begin Information provided

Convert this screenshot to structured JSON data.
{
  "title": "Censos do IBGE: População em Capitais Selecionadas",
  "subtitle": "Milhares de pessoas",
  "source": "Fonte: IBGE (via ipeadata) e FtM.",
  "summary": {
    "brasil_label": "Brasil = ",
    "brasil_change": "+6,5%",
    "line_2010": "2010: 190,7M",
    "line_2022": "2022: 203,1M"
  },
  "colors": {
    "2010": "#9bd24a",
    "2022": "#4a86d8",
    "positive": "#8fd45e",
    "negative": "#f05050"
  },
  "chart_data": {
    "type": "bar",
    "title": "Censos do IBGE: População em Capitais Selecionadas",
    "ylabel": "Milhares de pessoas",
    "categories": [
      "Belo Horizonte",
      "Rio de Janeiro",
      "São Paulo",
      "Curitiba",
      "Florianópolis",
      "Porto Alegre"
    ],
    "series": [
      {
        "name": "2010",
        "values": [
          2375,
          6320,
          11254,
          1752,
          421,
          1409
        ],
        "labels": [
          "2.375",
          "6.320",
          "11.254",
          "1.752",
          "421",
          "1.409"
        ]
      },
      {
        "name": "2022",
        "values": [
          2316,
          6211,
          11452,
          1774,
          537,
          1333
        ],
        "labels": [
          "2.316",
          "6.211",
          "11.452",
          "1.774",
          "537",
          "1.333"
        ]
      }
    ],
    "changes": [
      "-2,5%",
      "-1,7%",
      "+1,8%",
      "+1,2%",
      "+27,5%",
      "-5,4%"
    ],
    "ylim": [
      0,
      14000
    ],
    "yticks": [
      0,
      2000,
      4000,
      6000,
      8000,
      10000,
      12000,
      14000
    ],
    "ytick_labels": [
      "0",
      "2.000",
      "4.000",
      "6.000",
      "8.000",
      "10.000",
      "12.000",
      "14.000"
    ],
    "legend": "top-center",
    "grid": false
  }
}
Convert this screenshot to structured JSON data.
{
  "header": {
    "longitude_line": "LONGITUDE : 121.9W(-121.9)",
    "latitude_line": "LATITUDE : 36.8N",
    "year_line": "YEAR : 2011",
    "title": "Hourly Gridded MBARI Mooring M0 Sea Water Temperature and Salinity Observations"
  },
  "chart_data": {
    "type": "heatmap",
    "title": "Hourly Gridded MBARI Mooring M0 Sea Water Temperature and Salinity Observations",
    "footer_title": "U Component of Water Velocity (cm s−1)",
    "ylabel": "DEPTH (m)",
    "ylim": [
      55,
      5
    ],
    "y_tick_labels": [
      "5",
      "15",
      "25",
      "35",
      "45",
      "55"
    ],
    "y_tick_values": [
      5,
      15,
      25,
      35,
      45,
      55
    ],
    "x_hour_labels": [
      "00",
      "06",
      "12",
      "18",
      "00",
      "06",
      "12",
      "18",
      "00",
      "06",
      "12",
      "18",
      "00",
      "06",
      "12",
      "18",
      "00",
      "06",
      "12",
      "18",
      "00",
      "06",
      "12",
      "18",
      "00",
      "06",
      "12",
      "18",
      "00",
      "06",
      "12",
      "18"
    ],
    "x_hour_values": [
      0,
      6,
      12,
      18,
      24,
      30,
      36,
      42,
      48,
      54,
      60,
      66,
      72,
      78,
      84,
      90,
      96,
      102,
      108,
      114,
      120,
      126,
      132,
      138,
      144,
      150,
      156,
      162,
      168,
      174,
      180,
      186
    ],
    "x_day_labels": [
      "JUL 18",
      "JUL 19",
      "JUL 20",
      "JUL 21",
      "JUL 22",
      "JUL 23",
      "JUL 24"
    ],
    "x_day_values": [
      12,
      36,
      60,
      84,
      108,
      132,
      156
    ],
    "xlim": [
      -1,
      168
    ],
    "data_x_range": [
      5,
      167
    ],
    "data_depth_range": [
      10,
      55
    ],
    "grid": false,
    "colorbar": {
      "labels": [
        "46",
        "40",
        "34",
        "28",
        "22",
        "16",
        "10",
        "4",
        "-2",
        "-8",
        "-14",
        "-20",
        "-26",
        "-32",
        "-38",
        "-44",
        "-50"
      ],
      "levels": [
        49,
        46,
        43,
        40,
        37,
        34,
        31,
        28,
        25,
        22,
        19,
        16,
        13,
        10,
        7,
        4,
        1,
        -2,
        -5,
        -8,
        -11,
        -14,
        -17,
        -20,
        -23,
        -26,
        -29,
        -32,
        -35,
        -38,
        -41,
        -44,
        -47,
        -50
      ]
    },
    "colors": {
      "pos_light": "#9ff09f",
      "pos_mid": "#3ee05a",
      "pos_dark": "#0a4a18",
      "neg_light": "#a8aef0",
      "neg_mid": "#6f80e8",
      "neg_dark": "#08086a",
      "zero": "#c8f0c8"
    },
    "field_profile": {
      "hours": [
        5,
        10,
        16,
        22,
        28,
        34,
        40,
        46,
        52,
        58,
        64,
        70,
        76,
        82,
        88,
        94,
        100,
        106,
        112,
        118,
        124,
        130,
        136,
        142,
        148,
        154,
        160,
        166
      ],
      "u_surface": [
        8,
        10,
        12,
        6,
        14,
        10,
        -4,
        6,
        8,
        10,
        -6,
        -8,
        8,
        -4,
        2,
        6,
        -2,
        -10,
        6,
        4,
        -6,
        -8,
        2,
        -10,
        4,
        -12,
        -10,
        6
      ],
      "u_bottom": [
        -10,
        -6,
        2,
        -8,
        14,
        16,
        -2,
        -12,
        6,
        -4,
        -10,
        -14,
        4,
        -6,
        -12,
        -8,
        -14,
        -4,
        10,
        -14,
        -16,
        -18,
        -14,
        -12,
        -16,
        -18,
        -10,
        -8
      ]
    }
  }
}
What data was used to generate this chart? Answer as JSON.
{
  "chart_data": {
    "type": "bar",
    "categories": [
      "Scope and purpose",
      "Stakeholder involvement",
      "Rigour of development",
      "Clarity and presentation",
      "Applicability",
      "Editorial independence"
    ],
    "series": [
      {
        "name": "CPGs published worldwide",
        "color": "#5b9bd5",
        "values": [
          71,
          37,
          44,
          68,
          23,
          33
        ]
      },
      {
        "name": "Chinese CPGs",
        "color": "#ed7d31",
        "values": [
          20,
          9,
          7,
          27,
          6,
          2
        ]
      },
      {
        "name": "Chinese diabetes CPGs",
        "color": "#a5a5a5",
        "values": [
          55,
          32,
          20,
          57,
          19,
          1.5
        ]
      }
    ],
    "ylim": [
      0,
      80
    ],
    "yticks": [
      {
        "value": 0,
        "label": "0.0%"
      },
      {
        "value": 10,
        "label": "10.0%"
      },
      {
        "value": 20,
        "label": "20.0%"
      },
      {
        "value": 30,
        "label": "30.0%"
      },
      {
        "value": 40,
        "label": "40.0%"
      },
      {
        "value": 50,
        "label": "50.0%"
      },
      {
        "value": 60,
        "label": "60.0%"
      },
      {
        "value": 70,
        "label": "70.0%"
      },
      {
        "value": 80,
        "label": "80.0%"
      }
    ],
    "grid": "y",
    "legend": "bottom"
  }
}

end Information provided

:: Description of the task ::
Respond with the number of lines containing "CPGs" and no additional words.

:: Completed exercise ::
3